▸ **EXERCISE INSTRUCTIONS**
Return the records that follow unaltered. Omit every picture.

□ □ □

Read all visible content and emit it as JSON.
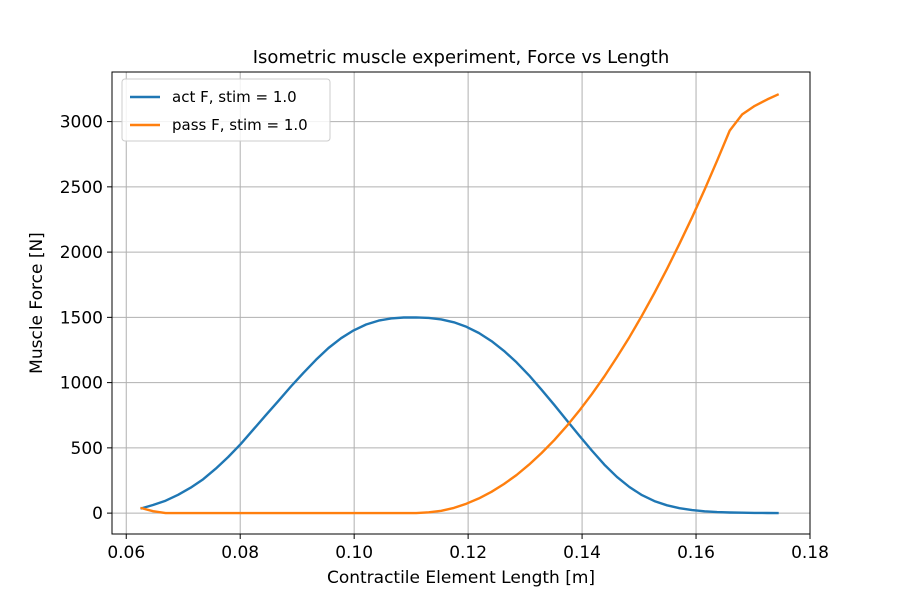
{
  "chart_data": {
    "type": "line",
    "title": "Isometric muscle experiment, Force vs Length",
    "xlabel": "Contractile Element Length [m]",
    "ylabel": "Muscle Force [N]",
    "xlim": [
      0.0575,
      0.18
    ],
    "ylim": [
      -160,
      3380
    ],
    "xticks": [
      0.06,
      0.08,
      0.1,
      0.12,
      0.14,
      0.16,
      0.18
    ],
    "xtick_labels": [
      "0.06",
      "0.08",
      "0.10",
      "0.12",
      "0.14",
      "0.16",
      "0.18"
    ],
    "yticks": [
      0,
      500,
      1000,
      1500,
      2000,
      2500,
      3000
    ],
    "ytick_labels": [
      "0",
      "500",
      "1000",
      "1500",
      "2000",
      "2500",
      "3000"
    ],
    "grid": true,
    "legend_position": "top-left",
    "series": [
      {
        "name": "act F, stim = 1.0",
        "color": "#1f77b4",
        "x": [
          0.0625,
          0.0647,
          0.0669,
          0.0691,
          0.0713,
          0.0735,
          0.0757,
          0.0779,
          0.0801,
          0.0823,
          0.0845,
          0.0867,
          0.0889,
          0.0911,
          0.0933,
          0.0955,
          0.0977,
          0.0999,
          0.1021,
          0.1043,
          0.1065,
          0.1087,
          0.1109,
          0.1131,
          0.1153,
          0.1175,
          0.1197,
          0.1219,
          0.1241,
          0.1263,
          0.1285,
          0.1307,
          0.1329,
          0.1351,
          0.1373,
          0.1395,
          0.1417,
          0.1439,
          0.1461,
          0.1483,
          0.1505,
          0.1527,
          0.1549,
          0.1571,
          0.1593,
          0.1615,
          0.1637,
          0.1659,
          0.1681,
          0.1703,
          0.1725,
          0.1745
        ],
        "y": [
          35,
          62,
          95,
          140,
          195,
          260,
          340,
          430,
          530,
          640,
          750,
          860,
          970,
          1075,
          1175,
          1265,
          1340,
          1400,
          1445,
          1475,
          1492,
          1499,
          1500,
          1496,
          1484,
          1462,
          1428,
          1380,
          1318,
          1243,
          1155,
          1055,
          945,
          830,
          712,
          595,
          480,
          372,
          278,
          200,
          138,
          92,
          60,
          38,
          23,
          14,
          8,
          5,
          3,
          2,
          1,
          0
        ]
      },
      {
        "name": "pass F, stim = 1.0",
        "color": "#ff7f0e",
        "x": [
          0.0625,
          0.0647,
          0.0669,
          0.0691,
          0.0713,
          0.0735,
          0.0757,
          0.0779,
          0.0801,
          0.0823,
          0.0845,
          0.0867,
          0.0889,
          0.0911,
          0.0933,
          0.0955,
          0.0977,
          0.0999,
          0.1021,
          0.1043,
          0.1065,
          0.1087,
          0.1109,
          0.1131,
          0.1153,
          0.1175,
          0.1197,
          0.1219,
          0.1241,
          0.1263,
          0.1285,
          0.1307,
          0.1329,
          0.1351,
          0.1373,
          0.1395,
          0.1417,
          0.1439,
          0.1461,
          0.1483,
          0.1505,
          0.1527,
          0.1549,
          0.1571,
          0.1593,
          0.1615,
          0.1637,
          0.1659,
          0.1681,
          0.1703,
          0.1725,
          0.1745
        ],
        "y": [
          40,
          15,
          0,
          0,
          0,
          0,
          0,
          0,
          0,
          0,
          0,
          0,
          0,
          0,
          0,
          0,
          0,
          0,
          0,
          0,
          0,
          0,
          0,
          6,
          18,
          40,
          72,
          113,
          163,
          223,
          292,
          372,
          461,
          559,
          667,
          784,
          911,
          1047,
          1193,
          1348,
          1513,
          1687,
          1871,
          2064,
          2267,
          2479,
          2700,
          2931,
          3055,
          3120,
          3170,
          3210
        ]
      }
    ]
  }
}
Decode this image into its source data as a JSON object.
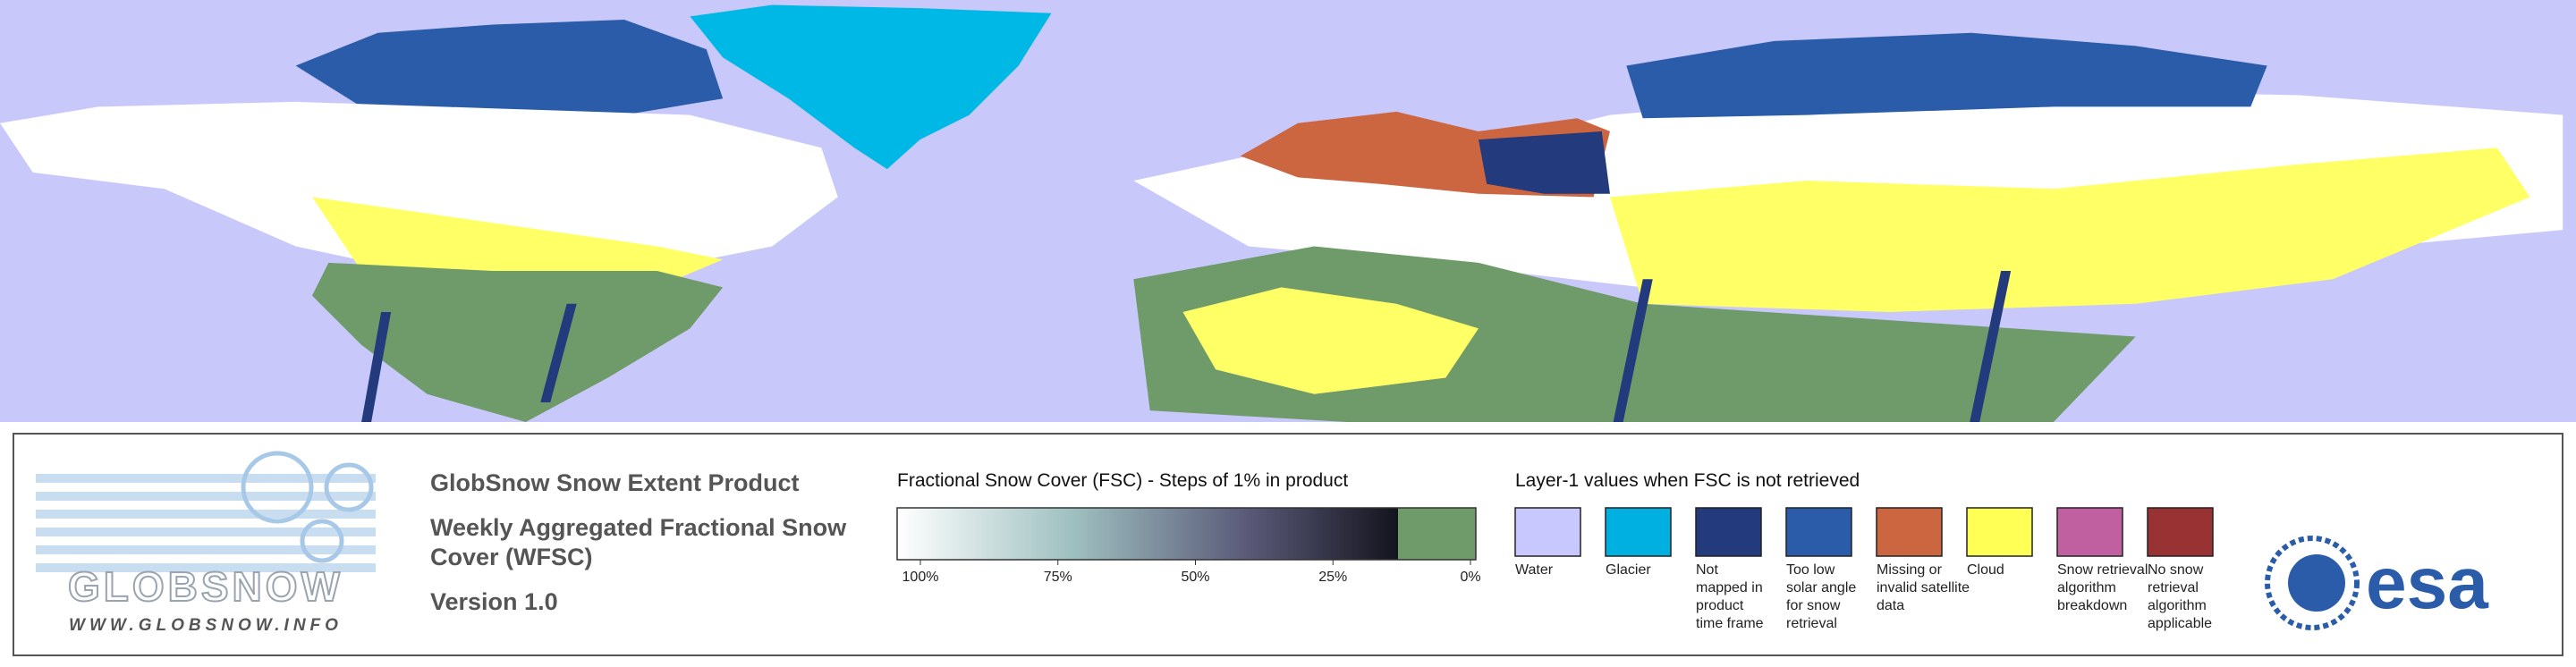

□ □ □

▸ **COMPLETED TASK**
Read all visible content and emit it as JSON.
{
  "chart_data": {
    "type": "line",
    "title": "Isometric muscle experiment, Force vs Length",
    "xlabel": "Contractile Element Length [m]",
    "ylabel": "Muscle Force [N]",
    "xlim": [
      0.0575,
      0.18
    ],
    "ylim": [
      -160,
      3380
    ],
    "xticks": [
      0.06,
      0.08,
      0.1,
      0.12,
      0.14,
      0.16,
      0.18
    ],
    "xtick_labels": [
      "0.06",
      "0.08",
      "0.10",
      "0.12",
      "0.14",
      "0.16",
      "0.18"
    ],
    "yticks": [
      0,
      500,
      1000,
      1500,
      2000,
      2500,
      3000
    ],
    "ytick_labels": [
      "0",
      "500",
      "1000",
      "1500",
      "2000",
      "2500",
      "3000"
    ],
    "grid": true,
    "legend_position": "top-left",
    "series": [
      {
        "name": "act F, stim = 1.0",
        "color": "#1f77b4",
        "x": [
          0.0625,
          0.0647,
          0.0669,
          0.0691,
          0.0713,
          0.0735,
          0.0757,
          0.0779,
          0.0801,
          0.0823,
          0.0845,
          0.0867,
          0.0889,
          0.0911,
          0.0933,
          0.0955,
          0.0977,
          0.0999,
          0.1021,
          0.1043,
          0.1065,
          0.1087,
          0.1109,
          0.1131,
          0.1153,
          0.1175,
          0.1197,
          0.1219,
          0.1241,
          0.1263,
          0.1285,
          0.1307,
          0.1329,
          0.1351,
          0.1373,
          0.1395,
          0.1417,
          0.1439,
          0.1461,
          0.1483,
          0.1505,
          0.1527,
          0.1549,
          0.1571,
          0.1593,
          0.1615,
          0.1637,
          0.1659,
          0.1681,
          0.1703,
          0.1725,
          0.1745
        ],
        "y": [
          35,
          62,
          95,
          140,
          195,
          260,
          340,
          430,
          530,
          640,
          750,
          860,
          970,
          1075,
          1175,
          1265,
          1340,
          1400,
          1445,
          1475,
          1492,
          1499,
          1500,
          1496,
          1484,
          1462,
          1428,
          1380,
          1318,
          1243,
          1155,
          1055,
          945,
          830,
          712,
          595,
          480,
          372,
          278,
          200,
          138,
          92,
          60,
          38,
          23,
          14,
          8,
          5,
          3,
          2,
          1,
          0
        ]
      },
      {
        "name": "pass F, stim = 1.0",
        "color": "#ff7f0e",
        "x": [
          0.0625,
          0.0647,
          0.0669,
          0.0691,
          0.0713,
          0.0735,
          0.0757,
          0.0779,
          0.0801,
          0.0823,
          0.0845,
          0.0867,
          0.0889,
          0.0911,
          0.0933,
          0.0955,
          0.0977,
          0.0999,
          0.1021,
          0.1043,
          0.1065,
          0.1087,
          0.1109,
          0.1131,
          0.1153,
          0.1175,
          0.1197,
          0.1219,
          0.1241,
          0.1263,
          0.1285,
          0.1307,
          0.1329,
          0.1351,
          0.1373,
          0.1395,
          0.1417,
          0.1439,
          0.1461,
          0.1483,
          0.1505,
          0.1527,
          0.1549,
          0.1571,
          0.1593,
          0.1615,
          0.1637,
          0.1659,
          0.1681,
          0.1703,
          0.1725,
          0.1745
        ],
        "y": [
          40,
          15,
          0,
          0,
          0,
          0,
          0,
          0,
          0,
          0,
          0,
          0,
          0,
          0,
          0,
          0,
          0,
          0,
          0,
          0,
          0,
          0,
          0,
          6,
          18,
          40,
          72,
          113,
          163,
          223,
          292,
          372,
          461,
          559,
          667,
          784,
          911,
          1047,
          1193,
          1348,
          1513,
          1687,
          1871,
          2064,
          2267,
          2479,
          2700,
          2931,
          3055,
          3120,
          3170,
          3210
        ]
      }
    ]
  }
}
Decode this image into its source data as a JSON object.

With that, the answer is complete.